┌─ Given records

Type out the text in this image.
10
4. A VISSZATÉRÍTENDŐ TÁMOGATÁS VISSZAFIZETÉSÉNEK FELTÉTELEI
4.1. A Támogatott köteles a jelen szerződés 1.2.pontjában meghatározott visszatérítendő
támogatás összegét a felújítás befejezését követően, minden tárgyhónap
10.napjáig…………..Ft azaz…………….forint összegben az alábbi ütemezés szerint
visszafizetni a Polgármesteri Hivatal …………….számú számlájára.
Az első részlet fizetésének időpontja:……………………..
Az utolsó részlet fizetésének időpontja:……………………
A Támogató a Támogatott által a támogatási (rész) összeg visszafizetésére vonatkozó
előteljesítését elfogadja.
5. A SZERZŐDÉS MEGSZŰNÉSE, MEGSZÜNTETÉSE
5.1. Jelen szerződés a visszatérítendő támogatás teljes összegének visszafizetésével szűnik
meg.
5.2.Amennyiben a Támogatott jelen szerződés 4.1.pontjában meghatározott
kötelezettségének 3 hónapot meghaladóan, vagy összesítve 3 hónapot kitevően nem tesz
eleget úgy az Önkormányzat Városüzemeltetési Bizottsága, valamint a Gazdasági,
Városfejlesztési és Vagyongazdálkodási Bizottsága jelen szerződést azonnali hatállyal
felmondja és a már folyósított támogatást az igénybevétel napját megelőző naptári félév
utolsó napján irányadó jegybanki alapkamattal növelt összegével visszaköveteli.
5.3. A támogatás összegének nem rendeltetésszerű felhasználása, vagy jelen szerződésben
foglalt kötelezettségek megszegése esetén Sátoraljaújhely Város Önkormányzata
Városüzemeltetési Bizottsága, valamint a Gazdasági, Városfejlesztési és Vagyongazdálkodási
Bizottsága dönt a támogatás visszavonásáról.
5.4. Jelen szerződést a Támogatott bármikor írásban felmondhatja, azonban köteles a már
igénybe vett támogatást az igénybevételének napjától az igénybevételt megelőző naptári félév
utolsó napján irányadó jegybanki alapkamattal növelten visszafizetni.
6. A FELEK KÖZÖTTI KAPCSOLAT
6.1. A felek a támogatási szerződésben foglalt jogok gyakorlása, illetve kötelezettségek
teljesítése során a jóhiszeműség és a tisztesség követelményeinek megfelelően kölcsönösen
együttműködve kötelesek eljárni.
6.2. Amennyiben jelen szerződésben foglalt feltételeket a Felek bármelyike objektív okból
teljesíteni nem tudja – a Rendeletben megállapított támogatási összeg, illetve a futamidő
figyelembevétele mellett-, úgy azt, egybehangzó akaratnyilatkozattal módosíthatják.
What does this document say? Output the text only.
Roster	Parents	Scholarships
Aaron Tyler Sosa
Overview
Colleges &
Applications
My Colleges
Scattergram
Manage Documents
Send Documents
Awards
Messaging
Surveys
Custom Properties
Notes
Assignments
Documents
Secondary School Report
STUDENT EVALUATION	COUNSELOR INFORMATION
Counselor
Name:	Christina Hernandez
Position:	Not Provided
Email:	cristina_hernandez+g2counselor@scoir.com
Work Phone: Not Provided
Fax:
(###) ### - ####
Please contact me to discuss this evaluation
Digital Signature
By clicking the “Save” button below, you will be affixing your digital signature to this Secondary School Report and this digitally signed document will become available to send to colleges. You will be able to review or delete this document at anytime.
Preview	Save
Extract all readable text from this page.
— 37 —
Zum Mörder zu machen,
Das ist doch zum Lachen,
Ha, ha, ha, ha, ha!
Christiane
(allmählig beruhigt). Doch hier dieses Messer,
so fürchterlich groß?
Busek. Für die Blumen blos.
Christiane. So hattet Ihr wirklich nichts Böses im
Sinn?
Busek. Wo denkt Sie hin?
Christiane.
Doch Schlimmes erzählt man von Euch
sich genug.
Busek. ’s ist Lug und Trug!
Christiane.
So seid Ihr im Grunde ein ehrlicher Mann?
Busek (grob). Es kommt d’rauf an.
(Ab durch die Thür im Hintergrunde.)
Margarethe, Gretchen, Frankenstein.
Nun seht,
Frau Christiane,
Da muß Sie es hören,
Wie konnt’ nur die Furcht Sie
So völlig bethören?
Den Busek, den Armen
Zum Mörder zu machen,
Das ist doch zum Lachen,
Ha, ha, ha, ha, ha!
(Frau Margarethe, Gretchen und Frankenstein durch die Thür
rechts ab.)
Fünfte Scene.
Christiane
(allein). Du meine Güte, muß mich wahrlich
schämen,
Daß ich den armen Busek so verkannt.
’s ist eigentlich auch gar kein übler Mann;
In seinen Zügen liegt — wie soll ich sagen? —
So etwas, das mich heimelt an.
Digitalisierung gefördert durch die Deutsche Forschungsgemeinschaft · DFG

└─

## [What to work on]
Only the number should be given: how many lines of the data contain the word "visszafizetni"?

## [Reply]
2